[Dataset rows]
---------------
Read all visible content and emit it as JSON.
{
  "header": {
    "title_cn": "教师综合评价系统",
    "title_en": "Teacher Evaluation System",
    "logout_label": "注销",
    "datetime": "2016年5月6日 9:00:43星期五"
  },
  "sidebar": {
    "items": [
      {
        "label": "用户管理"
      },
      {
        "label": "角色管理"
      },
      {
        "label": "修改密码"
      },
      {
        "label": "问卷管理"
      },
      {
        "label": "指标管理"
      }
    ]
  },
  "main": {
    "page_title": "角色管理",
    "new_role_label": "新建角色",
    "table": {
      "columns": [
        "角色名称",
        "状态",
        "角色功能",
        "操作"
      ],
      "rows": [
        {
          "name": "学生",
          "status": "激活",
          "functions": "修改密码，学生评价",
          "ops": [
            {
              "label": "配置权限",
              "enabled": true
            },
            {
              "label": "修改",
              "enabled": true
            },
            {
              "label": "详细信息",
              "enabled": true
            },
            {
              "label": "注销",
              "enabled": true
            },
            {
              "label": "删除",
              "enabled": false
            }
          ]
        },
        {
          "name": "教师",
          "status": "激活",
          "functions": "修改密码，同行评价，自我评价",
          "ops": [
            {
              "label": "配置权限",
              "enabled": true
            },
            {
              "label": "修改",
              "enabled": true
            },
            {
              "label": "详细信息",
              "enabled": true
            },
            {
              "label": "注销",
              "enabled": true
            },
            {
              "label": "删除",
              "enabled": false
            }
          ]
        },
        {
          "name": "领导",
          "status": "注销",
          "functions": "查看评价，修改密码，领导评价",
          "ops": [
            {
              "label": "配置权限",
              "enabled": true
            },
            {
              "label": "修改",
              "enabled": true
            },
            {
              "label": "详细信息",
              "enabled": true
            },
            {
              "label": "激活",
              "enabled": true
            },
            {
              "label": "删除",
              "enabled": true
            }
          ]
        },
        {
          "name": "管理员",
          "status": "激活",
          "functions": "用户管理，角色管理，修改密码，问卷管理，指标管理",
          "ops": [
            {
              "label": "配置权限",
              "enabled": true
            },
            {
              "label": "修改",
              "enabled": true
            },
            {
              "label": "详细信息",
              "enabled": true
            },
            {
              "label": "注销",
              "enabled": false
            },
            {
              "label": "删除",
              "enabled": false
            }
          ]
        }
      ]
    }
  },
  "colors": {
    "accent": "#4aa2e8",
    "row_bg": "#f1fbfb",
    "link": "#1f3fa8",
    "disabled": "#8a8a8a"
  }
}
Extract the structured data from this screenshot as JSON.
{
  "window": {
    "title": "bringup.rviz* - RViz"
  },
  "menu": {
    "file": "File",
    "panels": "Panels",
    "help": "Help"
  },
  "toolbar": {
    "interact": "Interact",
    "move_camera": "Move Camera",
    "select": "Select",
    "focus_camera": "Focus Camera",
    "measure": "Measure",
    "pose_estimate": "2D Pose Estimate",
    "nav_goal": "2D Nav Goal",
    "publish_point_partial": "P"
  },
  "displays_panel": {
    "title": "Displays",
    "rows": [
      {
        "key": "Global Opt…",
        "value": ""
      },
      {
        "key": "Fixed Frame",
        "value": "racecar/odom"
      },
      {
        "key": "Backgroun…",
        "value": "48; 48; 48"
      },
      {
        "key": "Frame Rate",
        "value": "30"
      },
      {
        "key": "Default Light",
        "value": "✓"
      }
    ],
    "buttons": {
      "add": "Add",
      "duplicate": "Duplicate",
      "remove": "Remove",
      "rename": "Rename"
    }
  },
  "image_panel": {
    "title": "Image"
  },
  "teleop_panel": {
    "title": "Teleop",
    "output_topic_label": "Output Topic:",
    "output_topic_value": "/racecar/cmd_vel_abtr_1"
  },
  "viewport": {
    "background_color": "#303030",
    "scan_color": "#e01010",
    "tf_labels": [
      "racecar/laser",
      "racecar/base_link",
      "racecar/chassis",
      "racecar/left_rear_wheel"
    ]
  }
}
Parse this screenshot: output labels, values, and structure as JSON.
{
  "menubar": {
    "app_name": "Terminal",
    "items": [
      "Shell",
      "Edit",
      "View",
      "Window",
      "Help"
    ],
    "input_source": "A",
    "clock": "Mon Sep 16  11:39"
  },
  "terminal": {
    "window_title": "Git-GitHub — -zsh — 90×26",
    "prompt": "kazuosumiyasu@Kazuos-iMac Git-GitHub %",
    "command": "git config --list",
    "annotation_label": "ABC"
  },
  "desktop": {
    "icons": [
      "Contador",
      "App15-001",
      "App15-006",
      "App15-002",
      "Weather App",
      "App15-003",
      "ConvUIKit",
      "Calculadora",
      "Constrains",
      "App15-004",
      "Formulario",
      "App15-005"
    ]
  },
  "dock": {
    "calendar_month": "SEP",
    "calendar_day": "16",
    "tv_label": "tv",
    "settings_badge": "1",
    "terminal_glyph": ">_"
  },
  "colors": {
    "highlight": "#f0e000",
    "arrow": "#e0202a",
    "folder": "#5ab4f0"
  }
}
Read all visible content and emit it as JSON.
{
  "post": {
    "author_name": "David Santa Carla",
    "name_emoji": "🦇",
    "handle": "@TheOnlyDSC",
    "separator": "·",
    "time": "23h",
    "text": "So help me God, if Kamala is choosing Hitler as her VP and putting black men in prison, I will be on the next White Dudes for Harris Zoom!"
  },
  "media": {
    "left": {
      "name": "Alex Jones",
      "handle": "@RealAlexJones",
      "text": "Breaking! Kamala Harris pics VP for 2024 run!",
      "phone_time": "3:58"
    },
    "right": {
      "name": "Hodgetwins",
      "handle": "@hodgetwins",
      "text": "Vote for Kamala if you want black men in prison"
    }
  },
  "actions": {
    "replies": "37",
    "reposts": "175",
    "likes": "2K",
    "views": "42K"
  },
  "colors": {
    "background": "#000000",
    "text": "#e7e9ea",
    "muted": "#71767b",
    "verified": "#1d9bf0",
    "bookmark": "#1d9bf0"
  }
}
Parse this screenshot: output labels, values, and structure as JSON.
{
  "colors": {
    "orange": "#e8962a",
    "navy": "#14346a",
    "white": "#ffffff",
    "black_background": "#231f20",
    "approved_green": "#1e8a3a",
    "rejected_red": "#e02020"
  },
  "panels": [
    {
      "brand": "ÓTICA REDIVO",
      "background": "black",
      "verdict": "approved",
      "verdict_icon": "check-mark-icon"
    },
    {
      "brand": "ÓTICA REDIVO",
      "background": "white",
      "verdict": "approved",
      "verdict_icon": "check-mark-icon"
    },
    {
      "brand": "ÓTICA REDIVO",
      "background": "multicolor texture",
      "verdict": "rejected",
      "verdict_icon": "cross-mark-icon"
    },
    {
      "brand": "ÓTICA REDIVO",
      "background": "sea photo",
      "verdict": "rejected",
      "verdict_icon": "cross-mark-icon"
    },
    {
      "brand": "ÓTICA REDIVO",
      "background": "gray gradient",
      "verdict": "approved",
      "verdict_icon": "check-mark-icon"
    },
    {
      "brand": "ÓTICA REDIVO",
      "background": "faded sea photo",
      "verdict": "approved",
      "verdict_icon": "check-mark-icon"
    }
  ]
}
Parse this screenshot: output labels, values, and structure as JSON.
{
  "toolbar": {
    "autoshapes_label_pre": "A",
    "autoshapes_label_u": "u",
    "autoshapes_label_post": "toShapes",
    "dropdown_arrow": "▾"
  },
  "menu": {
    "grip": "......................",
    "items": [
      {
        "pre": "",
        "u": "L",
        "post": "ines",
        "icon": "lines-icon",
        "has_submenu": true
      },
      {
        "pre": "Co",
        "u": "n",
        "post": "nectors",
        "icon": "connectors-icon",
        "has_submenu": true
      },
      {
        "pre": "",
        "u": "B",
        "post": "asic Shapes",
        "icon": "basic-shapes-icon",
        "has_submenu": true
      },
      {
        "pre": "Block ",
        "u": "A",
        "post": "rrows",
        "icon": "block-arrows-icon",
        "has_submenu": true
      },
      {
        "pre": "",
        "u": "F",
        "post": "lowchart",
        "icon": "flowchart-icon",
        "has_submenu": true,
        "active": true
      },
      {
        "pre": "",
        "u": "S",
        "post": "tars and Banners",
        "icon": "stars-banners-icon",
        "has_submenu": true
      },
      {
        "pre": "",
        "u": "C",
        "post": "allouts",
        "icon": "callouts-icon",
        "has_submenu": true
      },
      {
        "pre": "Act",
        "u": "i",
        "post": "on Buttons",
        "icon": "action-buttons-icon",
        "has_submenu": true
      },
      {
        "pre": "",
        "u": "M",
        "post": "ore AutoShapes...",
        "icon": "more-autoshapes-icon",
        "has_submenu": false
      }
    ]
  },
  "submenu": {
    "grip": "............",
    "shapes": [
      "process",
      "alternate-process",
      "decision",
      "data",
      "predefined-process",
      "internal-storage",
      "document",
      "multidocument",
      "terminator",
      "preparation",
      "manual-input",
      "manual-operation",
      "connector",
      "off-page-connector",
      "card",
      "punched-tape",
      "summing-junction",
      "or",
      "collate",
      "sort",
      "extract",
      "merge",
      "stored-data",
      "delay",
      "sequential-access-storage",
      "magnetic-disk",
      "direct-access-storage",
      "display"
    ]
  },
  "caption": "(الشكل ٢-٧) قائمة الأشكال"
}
---------------
> Exercise prompt
Every line that holds the word "Kamala" should be extracted.

> Exercise result
    "text": "So help me God, if Kamala is choosing Hitler as her VP and putting black men in prison, I will be on the next White Dudes for Harris Zoom!"
      "text": "Breaking! Kamala Harris pics VP for 2024 run!",
      "text": "Vote for Kamala if you want black men in prison"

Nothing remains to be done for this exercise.